GIVEN TASK: Tally up the lines below that include the word "document". Answer with the number alone.

********************

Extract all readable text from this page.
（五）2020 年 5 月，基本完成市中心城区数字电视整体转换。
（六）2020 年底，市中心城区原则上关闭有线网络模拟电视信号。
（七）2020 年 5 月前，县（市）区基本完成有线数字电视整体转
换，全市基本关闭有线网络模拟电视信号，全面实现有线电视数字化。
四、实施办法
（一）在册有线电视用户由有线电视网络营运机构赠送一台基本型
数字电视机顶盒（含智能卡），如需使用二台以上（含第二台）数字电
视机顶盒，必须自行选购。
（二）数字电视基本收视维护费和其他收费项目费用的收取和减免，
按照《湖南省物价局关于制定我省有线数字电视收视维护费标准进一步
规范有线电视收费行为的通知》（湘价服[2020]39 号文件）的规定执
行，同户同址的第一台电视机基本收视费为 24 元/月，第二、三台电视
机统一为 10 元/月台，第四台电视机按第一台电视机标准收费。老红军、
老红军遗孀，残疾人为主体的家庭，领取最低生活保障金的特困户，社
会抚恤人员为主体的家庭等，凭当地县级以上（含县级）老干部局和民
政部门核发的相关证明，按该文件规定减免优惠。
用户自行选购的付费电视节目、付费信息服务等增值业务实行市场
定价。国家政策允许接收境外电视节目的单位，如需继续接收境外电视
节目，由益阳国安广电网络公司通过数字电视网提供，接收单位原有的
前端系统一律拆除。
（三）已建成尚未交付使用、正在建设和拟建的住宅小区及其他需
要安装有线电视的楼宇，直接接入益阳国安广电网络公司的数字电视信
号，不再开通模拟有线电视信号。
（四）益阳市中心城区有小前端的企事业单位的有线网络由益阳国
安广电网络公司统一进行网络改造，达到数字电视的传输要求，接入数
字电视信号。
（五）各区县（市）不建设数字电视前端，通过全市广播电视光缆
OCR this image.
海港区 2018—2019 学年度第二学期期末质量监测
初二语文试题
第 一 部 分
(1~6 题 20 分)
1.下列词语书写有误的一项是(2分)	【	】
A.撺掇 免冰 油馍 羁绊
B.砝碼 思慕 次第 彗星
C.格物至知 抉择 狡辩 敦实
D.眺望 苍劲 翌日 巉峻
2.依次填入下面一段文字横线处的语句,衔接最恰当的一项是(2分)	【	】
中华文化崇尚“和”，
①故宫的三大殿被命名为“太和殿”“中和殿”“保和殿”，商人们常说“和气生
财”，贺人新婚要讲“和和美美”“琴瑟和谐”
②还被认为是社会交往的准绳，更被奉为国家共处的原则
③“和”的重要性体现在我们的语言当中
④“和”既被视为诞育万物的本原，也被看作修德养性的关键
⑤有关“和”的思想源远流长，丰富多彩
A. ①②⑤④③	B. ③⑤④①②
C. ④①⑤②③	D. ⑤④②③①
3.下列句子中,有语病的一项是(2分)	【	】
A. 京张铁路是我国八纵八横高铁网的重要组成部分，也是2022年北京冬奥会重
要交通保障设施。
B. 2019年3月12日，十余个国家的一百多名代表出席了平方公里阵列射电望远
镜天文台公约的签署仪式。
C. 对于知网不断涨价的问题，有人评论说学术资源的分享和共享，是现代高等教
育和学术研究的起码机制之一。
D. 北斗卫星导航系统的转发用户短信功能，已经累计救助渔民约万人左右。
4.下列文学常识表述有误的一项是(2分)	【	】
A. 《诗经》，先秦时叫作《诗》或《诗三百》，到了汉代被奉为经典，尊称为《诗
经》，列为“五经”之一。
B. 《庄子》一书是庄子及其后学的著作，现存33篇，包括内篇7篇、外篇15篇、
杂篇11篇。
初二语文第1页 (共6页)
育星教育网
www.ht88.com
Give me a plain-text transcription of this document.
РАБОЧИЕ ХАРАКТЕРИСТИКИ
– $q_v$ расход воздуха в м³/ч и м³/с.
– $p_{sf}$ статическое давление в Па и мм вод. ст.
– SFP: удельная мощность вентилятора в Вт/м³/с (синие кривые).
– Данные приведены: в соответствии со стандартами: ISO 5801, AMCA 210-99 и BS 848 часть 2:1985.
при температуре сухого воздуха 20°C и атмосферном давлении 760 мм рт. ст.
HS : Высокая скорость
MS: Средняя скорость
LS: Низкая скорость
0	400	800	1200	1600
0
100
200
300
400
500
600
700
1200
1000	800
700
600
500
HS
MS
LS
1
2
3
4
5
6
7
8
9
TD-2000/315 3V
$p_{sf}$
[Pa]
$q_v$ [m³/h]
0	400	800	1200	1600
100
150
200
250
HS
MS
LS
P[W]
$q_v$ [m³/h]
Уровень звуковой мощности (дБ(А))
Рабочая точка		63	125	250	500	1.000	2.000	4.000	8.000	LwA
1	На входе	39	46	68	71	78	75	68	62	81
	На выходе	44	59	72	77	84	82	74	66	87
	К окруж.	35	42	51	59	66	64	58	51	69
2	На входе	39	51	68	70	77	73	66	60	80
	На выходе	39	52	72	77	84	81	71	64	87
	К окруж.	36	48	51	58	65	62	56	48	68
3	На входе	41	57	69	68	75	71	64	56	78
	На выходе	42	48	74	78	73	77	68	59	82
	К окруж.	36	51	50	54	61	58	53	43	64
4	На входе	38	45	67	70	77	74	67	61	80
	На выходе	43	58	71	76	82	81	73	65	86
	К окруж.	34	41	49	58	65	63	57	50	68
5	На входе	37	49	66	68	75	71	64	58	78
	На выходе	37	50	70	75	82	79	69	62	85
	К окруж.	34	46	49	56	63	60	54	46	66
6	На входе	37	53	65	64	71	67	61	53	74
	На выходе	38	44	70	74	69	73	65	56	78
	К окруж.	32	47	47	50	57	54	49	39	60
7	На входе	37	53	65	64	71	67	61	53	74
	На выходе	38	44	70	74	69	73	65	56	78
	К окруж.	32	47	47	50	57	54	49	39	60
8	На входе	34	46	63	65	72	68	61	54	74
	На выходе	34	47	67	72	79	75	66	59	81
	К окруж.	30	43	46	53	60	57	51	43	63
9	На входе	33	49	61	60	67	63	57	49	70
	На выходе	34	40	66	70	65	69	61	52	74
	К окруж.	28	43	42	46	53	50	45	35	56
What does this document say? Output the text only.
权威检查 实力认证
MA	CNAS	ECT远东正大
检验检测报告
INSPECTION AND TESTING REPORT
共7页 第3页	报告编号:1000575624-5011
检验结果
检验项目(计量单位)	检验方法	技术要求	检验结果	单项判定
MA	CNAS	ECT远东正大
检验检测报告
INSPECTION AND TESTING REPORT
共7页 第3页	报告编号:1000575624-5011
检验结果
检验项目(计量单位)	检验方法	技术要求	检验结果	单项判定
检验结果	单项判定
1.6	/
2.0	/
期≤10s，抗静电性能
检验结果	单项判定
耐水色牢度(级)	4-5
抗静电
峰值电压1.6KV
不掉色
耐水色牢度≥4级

********************

RESULT FOR THIS EXERCISE: 2